**Task prompt**: For the material that follows, list every line containing the word "name".

====== Provided data ======

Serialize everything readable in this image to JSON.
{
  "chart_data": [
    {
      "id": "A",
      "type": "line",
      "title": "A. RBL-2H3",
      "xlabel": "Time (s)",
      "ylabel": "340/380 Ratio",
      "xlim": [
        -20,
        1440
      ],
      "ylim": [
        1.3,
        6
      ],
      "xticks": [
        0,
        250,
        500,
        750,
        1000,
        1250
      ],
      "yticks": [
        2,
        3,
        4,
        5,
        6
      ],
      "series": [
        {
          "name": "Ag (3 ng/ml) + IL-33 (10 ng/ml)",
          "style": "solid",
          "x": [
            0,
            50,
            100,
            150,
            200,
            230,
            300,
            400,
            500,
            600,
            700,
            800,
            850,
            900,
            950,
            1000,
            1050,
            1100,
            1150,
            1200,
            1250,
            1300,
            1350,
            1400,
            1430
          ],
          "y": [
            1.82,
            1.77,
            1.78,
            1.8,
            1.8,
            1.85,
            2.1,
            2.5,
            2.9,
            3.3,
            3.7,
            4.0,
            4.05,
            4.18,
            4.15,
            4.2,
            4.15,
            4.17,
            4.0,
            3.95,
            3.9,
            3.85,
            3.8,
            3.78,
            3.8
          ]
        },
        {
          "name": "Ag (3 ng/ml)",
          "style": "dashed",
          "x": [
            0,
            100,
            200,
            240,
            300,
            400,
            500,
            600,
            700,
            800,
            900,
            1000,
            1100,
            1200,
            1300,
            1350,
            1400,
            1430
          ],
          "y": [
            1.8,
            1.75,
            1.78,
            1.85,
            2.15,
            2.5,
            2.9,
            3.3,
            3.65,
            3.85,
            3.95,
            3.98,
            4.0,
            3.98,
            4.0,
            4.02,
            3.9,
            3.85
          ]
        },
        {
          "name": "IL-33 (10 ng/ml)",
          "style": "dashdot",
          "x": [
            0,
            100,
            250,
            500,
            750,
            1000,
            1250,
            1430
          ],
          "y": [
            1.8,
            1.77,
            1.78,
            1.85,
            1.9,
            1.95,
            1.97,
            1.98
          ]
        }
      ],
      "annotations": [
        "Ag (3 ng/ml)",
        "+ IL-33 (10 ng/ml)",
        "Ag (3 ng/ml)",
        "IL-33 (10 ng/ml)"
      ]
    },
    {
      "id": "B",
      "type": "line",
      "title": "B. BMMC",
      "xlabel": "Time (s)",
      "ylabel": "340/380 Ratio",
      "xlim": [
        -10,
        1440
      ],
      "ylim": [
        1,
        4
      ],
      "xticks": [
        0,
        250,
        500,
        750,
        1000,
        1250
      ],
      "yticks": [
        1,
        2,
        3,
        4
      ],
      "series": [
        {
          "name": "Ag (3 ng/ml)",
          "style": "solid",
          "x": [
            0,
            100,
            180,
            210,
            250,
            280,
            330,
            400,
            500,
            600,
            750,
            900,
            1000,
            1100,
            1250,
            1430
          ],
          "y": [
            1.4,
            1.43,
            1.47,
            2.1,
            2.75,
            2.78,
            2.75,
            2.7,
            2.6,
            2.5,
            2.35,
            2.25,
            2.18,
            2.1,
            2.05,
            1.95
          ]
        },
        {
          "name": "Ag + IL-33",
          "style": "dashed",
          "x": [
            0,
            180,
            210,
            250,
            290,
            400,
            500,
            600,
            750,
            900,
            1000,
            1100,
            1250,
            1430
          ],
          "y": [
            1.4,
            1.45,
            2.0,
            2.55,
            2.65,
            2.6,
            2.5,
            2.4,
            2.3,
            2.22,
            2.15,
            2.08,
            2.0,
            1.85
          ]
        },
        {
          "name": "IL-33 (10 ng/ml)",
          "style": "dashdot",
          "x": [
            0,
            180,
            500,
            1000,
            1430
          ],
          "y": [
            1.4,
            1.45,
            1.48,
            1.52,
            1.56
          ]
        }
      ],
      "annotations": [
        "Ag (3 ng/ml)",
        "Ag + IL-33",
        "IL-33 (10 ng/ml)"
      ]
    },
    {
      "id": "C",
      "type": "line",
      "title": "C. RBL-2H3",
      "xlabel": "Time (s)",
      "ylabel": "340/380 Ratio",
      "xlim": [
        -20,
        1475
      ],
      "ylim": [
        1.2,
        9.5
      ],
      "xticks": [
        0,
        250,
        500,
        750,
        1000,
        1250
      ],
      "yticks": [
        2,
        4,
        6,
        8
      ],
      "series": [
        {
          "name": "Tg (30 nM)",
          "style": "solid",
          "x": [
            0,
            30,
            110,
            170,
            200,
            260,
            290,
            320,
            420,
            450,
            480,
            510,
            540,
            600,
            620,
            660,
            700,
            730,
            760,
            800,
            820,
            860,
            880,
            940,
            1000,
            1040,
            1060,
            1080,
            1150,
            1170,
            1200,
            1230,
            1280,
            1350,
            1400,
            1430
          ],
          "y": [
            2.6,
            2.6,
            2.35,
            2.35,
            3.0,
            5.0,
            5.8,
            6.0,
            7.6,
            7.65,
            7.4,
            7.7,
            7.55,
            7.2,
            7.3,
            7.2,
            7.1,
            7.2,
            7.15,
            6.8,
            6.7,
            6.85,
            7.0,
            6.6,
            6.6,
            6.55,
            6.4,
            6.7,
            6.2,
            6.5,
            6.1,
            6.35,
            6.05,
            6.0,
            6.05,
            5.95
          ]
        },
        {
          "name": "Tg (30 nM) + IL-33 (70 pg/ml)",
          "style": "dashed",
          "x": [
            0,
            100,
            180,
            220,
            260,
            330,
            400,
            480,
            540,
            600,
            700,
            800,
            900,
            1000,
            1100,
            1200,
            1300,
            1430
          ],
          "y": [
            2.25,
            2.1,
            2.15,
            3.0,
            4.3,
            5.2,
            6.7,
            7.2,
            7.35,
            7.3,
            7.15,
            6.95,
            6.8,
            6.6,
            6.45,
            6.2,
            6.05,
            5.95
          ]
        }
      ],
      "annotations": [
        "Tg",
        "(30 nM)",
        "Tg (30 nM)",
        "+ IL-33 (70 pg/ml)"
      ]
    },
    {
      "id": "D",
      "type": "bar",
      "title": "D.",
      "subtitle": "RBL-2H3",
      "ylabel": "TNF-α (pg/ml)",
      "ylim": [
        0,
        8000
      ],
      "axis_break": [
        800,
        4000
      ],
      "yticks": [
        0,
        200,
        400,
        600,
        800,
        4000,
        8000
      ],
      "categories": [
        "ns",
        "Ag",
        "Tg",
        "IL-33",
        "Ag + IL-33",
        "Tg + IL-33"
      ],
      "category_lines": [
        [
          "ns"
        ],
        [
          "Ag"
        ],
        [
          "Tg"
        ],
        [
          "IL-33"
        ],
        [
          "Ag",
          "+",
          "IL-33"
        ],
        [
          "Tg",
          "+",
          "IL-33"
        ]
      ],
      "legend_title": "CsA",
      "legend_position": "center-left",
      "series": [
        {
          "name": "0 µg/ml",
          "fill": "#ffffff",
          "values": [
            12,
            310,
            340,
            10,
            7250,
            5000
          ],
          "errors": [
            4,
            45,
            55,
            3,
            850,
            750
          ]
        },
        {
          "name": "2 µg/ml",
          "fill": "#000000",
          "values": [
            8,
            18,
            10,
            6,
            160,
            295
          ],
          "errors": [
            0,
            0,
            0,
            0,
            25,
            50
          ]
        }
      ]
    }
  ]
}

======

**Exercise solution**:
          "name": "Ag (3 ng/ml) + IL-33 (10 ng/ml)",
          "name": "Ag (3 ng/ml)",
          "name": "IL-33 (10 ng/ml)",
          "name": "Ag (3 ng/ml)",
          "name": "Ag + IL-33",
          "name": "IL-33 (10 ng/ml)",
          "name": "Tg (30 nM)",
          "name": "Tg (30 nM) + IL-33 (70 pg/ml)",
          "name": "0 µg/ml",
          "name": "2 µg/ml",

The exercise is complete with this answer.